Make an exact copy of all the entries below, with the pictures left out.

** START OF GIVEN RECORDS **

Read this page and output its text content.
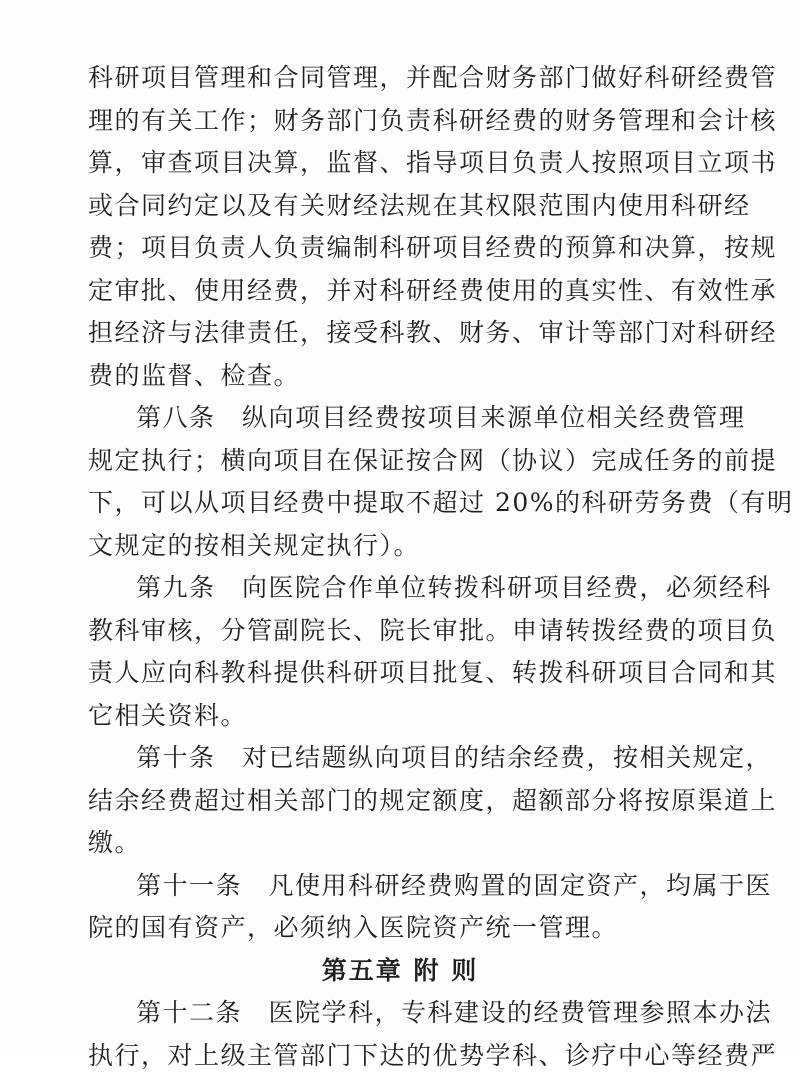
科研项目管理和合同管理，并配合财务部门做好科研经费管
理的有关工作；财务部门负责科研经费的财务管理和会计核
算，审查项目决算，监督、指导项目负责人按照项目立项书
或合同约定以及有关财经法规在其权限范围内使用科研经
费；项目负责人负责编制科研项目经费的预算和决算，按规
定审批、使用经费，并对科研经费使用的真实性、有效性承
担经济与法律责任，接受科教、财务、审计等部门对科研经
费的监督、检查。
第八条　纵向项目经费按项目来源单位相关经费管理
规定执行；横向项目在保证按合网（协议）完成任务的前提
下，可以从项目经费中提取不超过 20%的科研劳务费（有明
文规定的按相关规定执行）。
第九条　向医院合作单位转拨科研项目经费，必须经科
教科审核，分管副院长、院长审批。申请转拨经费的项目负
责人应向科教科提供科研项目批复、转拨科研项目合同和其
它相关资料。
第十条　对已结题纵向项目的结余经费，按相关规定，
结余经费超过相关部门的规定额度，超额部分将按原渠道上
缴。
第十一条　凡使用科研经费购置的固定资产，均属于医
院的国有资产，必须纳入医院资产统一管理。
第五章 附 则
第十二条　医院学科，专科建设的经费管理参照本办法
执行，对上级主管部门下达的优势学科、诊疗中心等经费严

** END OF GIVEN RECORDS **

[TASK RESULT]
Read this page and output its text content.
科研项目管理和合同管理，并配合财务部门做好科研经费管
理的有关工作；财务部门负责科研经费的财务管理和会计核
算，审查项目决算，监督、指导项目负责人按照项目立项书
或合同约定以及有关财经法规在其权限范围内使用科研经
费；项目负责人负责编制科研项目经费的预算和决算，按规
定审批、使用经费，并对科研经费使用的真实性、有效性承
担经济与法律责任，接受科教、财务、审计等部门对科研经
费的监督、检查。
第八条　纵向项目经费按项目来源单位相关经费管理
规定执行；横向项目在保证按合网（协议）完成任务的前提
下，可以从项目经费中提取不超过 20%的科研劳务费（有明
文规定的按相关规定执行）。
第九条　向医院合作单位转拨科研项目经费，必须经科
教科审核，分管副院长、院长审批。申请转拨经费的项目负
责人应向科教科提供科研项目批复、转拨科研项目合同和其
它相关资料。
第十条　对已结题纵向项目的结余经费，按相关规定，
结余经费超过相关部门的规定额度，超额部分将按原渠道上
缴。
第十一条　凡使用科研经费购置的固定资产，均属于医
院的国有资产，必须纳入医院资产统一管理。
第五章 附 则
第十二条　医院学科，专科建设的经费管理参照本办法
执行，对上级主管部门下达的优势学科、诊疗中心等经费严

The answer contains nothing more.